● YOUR TASK
Select all lines holding the word "экстерриториальному" from the entries that follow.

(Stored items)
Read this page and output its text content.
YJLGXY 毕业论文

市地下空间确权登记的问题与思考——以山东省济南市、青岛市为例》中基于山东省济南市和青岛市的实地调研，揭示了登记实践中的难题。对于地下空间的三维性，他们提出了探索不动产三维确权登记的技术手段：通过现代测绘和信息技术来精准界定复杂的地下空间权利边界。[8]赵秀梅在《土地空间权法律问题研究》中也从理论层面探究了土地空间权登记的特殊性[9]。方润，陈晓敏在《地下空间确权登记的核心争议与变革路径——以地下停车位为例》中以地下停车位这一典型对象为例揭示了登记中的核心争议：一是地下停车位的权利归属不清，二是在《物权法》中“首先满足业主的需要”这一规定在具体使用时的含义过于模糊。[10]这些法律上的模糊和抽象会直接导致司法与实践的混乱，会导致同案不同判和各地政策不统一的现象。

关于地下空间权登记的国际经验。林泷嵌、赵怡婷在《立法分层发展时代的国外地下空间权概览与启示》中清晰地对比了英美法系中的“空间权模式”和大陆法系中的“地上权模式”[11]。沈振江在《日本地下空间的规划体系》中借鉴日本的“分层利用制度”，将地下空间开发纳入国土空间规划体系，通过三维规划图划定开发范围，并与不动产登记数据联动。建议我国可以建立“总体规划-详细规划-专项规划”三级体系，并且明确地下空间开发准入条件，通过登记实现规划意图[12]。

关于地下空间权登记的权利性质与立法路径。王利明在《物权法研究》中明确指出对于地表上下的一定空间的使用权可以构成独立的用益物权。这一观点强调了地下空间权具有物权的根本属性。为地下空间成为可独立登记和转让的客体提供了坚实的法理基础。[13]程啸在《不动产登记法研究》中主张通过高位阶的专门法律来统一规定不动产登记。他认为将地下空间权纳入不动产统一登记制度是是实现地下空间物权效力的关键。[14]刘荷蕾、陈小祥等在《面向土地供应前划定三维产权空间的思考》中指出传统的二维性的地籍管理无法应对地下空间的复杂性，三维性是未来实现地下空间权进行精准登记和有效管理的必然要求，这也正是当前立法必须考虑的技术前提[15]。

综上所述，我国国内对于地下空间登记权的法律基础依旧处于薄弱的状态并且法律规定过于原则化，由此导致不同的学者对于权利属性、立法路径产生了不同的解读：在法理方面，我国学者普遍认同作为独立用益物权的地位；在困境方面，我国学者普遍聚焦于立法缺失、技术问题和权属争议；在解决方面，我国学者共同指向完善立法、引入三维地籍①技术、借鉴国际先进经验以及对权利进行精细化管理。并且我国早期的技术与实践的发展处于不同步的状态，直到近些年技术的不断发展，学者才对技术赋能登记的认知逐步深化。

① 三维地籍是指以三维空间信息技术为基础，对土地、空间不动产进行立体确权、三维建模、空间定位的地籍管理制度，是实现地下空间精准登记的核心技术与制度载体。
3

---

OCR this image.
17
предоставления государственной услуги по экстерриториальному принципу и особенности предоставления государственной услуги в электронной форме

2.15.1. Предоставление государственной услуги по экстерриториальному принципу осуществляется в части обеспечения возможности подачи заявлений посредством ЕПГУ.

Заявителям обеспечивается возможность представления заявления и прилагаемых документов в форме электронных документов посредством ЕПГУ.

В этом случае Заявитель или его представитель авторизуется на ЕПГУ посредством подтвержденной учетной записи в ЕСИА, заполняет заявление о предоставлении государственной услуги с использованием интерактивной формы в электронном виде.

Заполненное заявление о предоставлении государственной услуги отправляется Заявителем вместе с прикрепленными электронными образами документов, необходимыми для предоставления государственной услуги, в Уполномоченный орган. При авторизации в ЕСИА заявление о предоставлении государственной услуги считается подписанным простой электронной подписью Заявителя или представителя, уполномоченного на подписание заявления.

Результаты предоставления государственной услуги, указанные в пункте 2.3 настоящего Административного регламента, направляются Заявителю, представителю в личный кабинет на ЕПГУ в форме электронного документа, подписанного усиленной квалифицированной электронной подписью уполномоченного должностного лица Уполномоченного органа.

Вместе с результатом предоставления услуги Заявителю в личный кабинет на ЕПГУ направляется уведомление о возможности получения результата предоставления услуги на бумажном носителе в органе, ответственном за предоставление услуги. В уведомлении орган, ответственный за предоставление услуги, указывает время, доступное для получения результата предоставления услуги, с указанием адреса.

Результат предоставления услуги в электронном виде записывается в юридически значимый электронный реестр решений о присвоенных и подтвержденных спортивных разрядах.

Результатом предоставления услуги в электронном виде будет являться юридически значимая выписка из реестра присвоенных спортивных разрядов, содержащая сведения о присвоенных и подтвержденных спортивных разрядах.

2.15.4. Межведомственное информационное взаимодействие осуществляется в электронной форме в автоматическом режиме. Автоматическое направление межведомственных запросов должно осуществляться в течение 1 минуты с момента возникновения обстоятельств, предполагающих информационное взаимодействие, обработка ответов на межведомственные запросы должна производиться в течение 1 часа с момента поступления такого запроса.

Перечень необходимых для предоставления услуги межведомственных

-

● EXERCISE OUTPUT
предоставления государственной услуги по экстерриториальному принципу и особенности предоставления государственной услуги в электронной форме
2.15.1. Предоставление государственной услуги по экстерриториальному принципу осуществляется в части обеспечения возможности подачи заявлений посредством ЕПГУ.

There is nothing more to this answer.